--- Begin ENTRIES SUPPLIED ---

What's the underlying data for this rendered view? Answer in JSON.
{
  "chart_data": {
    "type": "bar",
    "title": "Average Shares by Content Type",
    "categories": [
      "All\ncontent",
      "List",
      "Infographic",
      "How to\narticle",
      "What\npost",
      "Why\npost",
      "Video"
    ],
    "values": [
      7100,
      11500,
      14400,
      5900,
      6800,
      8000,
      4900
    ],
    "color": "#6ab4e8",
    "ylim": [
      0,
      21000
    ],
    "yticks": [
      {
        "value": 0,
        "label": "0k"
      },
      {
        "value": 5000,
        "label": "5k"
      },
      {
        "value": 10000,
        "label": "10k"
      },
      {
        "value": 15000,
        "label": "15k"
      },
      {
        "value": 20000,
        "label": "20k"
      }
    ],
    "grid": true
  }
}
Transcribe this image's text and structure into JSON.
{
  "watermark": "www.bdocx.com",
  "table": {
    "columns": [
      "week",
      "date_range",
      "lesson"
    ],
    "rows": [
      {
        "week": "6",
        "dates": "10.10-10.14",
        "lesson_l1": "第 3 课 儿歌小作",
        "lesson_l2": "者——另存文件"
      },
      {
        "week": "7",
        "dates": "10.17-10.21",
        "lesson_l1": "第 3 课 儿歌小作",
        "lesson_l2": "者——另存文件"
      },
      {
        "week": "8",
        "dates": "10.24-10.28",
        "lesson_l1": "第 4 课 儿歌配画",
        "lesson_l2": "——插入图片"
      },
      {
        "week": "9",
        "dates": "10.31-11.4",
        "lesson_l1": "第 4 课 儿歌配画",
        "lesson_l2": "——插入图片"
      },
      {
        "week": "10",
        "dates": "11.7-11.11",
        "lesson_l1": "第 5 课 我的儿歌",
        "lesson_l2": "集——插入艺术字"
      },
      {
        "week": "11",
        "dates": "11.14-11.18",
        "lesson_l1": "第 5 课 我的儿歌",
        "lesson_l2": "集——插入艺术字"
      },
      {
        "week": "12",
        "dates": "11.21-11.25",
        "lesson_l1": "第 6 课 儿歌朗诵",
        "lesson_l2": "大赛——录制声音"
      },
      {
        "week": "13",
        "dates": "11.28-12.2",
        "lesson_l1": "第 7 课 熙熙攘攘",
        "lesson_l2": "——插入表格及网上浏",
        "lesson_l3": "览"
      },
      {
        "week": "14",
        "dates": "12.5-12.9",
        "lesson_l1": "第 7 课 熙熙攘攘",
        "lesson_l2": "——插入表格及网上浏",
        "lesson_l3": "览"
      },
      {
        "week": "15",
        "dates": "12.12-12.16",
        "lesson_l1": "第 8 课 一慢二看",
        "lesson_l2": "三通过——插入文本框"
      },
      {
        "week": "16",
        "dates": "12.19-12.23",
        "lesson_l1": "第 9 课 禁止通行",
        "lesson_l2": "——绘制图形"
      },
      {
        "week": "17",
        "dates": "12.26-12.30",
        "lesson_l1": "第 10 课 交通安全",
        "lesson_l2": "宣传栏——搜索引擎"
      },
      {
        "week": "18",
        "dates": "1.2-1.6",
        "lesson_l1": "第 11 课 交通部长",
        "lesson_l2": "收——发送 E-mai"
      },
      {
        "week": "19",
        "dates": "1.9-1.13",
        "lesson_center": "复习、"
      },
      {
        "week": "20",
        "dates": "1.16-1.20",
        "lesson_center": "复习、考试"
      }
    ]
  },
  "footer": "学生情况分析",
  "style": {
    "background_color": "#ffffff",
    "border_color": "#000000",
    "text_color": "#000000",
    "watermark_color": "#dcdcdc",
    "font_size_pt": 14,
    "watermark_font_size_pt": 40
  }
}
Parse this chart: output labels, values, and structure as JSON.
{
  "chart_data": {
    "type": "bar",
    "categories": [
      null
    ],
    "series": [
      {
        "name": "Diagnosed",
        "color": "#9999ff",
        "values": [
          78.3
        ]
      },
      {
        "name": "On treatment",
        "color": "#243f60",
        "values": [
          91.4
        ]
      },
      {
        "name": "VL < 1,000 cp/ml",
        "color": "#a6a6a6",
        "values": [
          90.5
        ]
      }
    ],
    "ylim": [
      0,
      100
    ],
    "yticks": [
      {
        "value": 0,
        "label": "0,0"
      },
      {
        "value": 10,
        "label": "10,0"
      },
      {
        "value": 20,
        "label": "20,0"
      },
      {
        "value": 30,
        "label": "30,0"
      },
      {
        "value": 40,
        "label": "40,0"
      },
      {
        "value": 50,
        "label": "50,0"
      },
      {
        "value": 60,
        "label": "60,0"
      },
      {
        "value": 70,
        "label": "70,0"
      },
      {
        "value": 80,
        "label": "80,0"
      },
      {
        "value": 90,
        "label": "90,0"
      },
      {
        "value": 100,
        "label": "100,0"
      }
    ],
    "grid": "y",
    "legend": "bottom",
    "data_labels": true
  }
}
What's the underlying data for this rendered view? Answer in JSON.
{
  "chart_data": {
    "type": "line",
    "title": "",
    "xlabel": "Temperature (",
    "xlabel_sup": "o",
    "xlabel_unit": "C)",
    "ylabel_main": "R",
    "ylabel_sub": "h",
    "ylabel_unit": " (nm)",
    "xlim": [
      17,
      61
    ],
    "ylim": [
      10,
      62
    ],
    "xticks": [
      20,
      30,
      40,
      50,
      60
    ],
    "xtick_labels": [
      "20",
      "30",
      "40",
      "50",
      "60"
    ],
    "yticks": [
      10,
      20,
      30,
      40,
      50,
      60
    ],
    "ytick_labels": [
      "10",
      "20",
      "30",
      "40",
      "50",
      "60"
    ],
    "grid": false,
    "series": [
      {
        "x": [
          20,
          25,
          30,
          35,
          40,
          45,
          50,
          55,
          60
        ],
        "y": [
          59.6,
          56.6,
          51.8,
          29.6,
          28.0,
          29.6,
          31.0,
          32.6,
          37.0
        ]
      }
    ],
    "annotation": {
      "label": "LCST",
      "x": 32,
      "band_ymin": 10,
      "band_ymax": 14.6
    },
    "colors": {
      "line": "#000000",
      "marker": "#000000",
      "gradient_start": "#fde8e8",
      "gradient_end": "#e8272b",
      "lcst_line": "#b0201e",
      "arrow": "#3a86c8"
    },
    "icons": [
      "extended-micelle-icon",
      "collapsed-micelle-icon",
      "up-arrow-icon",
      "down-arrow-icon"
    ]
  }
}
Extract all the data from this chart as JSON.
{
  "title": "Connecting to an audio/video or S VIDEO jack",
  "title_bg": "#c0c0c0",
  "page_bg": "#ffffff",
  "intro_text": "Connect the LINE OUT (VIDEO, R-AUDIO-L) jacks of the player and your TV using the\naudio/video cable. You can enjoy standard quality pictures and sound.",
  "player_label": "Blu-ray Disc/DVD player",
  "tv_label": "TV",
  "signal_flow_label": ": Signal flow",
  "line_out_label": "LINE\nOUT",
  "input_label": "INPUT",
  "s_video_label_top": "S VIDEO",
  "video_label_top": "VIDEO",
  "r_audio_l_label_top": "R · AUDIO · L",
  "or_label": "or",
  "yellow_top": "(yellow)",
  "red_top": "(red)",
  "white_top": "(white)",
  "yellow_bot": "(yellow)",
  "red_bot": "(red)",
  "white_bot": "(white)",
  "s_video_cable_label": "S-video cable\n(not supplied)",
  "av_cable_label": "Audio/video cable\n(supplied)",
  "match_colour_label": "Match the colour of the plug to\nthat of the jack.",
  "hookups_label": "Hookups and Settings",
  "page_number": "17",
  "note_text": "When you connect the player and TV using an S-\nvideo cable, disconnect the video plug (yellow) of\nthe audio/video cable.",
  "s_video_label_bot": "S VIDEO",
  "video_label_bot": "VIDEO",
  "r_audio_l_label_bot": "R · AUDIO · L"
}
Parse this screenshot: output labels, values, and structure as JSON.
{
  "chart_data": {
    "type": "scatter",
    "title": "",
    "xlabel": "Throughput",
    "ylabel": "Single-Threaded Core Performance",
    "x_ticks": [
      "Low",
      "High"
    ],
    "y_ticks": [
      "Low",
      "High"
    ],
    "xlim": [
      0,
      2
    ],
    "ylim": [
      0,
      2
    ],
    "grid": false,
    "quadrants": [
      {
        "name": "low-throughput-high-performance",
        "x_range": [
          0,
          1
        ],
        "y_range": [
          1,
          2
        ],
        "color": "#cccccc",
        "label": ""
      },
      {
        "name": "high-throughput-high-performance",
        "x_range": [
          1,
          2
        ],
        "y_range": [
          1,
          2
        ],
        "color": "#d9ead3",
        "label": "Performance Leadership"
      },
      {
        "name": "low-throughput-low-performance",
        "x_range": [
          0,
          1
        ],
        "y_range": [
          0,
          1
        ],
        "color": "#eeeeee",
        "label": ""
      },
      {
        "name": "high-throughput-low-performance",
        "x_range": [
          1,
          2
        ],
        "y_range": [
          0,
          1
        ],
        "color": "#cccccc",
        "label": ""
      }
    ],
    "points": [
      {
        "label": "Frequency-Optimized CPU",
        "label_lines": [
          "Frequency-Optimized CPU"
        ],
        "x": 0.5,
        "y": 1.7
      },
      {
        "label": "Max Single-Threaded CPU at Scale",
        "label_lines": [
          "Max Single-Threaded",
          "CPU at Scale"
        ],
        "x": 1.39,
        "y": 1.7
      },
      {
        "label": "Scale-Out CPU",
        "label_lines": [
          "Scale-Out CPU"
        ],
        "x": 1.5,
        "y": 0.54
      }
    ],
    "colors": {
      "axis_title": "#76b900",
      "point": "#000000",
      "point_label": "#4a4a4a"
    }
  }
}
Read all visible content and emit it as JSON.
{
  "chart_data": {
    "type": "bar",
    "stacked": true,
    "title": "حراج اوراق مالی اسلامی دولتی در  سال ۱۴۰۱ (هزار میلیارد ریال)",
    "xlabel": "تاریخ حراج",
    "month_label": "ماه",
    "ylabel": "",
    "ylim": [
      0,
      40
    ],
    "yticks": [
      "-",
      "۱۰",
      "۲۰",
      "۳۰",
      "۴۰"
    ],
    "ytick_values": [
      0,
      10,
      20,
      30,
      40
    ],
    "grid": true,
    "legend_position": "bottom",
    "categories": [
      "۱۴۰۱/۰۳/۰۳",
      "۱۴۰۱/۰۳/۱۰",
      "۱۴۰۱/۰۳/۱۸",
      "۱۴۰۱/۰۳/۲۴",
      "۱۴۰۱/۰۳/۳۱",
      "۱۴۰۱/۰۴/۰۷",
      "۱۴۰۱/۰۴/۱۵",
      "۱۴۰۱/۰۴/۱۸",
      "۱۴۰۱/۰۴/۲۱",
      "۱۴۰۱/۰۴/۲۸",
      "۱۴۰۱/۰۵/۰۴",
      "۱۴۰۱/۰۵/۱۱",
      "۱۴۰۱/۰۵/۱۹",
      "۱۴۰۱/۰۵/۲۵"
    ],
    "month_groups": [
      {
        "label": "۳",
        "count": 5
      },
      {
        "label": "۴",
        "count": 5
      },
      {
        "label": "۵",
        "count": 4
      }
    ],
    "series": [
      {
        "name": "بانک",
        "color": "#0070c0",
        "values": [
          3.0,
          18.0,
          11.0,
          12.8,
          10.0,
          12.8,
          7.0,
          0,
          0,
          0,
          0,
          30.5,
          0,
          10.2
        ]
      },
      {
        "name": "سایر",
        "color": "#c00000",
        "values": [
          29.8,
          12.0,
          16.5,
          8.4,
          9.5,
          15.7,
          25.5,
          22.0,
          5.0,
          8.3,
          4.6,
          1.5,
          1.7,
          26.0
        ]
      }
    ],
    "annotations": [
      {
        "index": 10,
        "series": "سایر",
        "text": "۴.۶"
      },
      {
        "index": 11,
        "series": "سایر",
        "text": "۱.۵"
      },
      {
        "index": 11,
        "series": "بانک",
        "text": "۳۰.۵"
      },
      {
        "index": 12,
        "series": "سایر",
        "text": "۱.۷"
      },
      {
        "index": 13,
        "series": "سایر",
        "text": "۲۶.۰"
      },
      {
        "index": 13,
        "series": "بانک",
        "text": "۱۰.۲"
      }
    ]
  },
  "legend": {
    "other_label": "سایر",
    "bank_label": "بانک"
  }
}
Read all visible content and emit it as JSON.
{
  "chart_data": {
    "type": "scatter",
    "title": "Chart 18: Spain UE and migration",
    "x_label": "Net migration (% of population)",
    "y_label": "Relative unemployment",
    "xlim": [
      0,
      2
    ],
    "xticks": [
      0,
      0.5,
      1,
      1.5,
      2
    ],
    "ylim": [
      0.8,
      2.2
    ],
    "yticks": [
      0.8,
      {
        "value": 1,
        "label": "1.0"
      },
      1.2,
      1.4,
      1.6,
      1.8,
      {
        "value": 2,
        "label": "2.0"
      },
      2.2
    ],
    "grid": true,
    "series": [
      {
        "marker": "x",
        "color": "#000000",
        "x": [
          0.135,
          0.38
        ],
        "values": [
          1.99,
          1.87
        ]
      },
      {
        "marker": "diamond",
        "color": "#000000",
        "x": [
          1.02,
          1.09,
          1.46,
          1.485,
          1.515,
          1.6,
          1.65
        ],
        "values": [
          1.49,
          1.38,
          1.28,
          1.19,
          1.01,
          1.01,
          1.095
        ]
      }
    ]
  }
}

--- End ENTRIES SUPPLIED ---

* _EXERCISE TASK_: Lines that include the word "Parse" are to be extracted from the data above.

* _COMPLETED TASK_:
Parse this chart: output labels, values, and structure as JSON.
Parse this screenshot: output labels, values, and structure as JSON.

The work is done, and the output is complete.